** START Provided records **

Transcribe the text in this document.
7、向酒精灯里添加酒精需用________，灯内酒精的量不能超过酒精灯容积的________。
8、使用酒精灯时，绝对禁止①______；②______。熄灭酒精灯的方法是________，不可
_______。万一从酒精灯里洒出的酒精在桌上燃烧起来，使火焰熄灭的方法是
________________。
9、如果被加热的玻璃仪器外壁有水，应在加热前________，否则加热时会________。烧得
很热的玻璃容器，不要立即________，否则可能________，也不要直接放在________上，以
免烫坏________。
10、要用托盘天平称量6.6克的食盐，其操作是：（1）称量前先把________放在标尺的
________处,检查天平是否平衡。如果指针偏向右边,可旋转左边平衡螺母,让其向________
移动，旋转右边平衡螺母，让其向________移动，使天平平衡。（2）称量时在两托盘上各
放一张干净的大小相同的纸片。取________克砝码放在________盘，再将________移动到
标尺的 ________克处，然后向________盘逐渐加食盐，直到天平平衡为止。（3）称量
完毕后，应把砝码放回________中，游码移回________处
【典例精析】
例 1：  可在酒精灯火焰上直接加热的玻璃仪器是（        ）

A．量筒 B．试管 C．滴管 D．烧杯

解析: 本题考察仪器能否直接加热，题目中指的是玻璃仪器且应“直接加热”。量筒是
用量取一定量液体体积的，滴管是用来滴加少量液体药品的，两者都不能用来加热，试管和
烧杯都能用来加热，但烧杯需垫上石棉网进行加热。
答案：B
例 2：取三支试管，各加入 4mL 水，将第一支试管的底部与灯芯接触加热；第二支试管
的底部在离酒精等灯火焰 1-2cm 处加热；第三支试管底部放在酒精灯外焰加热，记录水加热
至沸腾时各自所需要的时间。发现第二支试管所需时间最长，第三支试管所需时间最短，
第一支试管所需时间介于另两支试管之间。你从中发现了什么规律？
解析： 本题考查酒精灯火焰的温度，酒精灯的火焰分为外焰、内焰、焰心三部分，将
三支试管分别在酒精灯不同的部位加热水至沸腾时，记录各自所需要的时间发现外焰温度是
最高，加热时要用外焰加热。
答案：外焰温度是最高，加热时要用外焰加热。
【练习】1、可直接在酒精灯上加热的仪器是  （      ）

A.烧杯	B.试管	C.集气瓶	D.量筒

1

** END Provided records **

• _Exercise description_
Send back all of the entries exactly, with nothing missing.

• _Task solution_
Transcribe the text in this document.
7、向酒精灯里添加酒精需用________，灯内酒精的量不能超过酒精灯容积的________。
8、使用酒精灯时，绝对禁止①______；②______。熄灭酒精灯的方法是________，不可
_______。万一从酒精灯里洒出的酒精在桌上燃烧起来，使火焰熄灭的方法是
________________。
9、如果被加热的玻璃仪器外壁有水，应在加热前________，否则加热时会________。烧得
很热的玻璃容器，不要立即________，否则可能________，也不要直接放在________上，以
免烫坏________。
10、要用托盘天平称量6.6克的食盐，其操作是：（1）称量前先把________放在标尺的
________处,检查天平是否平衡。如果指针偏向右边,可旋转左边平衡螺母,让其向________
移动，旋转右边平衡螺母，让其向________移动，使天平平衡。（2）称量时在两托盘上各
放一张干净的大小相同的纸片。取________克砝码放在________盘，再将________移动到
标尺的 ________克处，然后向________盘逐渐加食盐，直到天平平衡为止。（3）称量
完毕后，应把砝码放回________中，游码移回________处
【典例精析】
例 1：  可在酒精灯火焰上直接加热的玻璃仪器是（        ）

A．量筒 B．试管 C．滴管 D．烧杯

解析: 本题考察仪器能否直接加热，题目中指的是玻璃仪器且应“直接加热”。量筒是
用量取一定量液体体积的，滴管是用来滴加少量液体药品的，两者都不能用来加热，试管和
烧杯都能用来加热，但烧杯需垫上石棉网进行加热。
答案：B
例 2：取三支试管，各加入 4mL 水，将第一支试管的底部与灯芯接触加热；第二支试管
的底部在离酒精等灯火焰 1-2cm 处加热；第三支试管底部放在酒精灯外焰加热，记录水加热
至沸腾时各自所需要的时间。发现第二支试管所需时间最长，第三支试管所需时间最短，
第一支试管所需时间介于另两支试管之间。你从中发现了什么规律？
解析： 本题考查酒精灯火焰的温度，酒精灯的火焰分为外焰、内焰、焰心三部分，将
三支试管分别在酒精灯不同的部位加热水至沸腾时，记录各自所需要的时间发现外焰温度是
最高，加热时要用外焰加热。
答案：外焰温度是最高，加热时要用外焰加热。
【练习】1、可直接在酒精灯上加热的仪器是  （      ）

A.烧杯	B.试管	C.集气瓶	D.量筒

1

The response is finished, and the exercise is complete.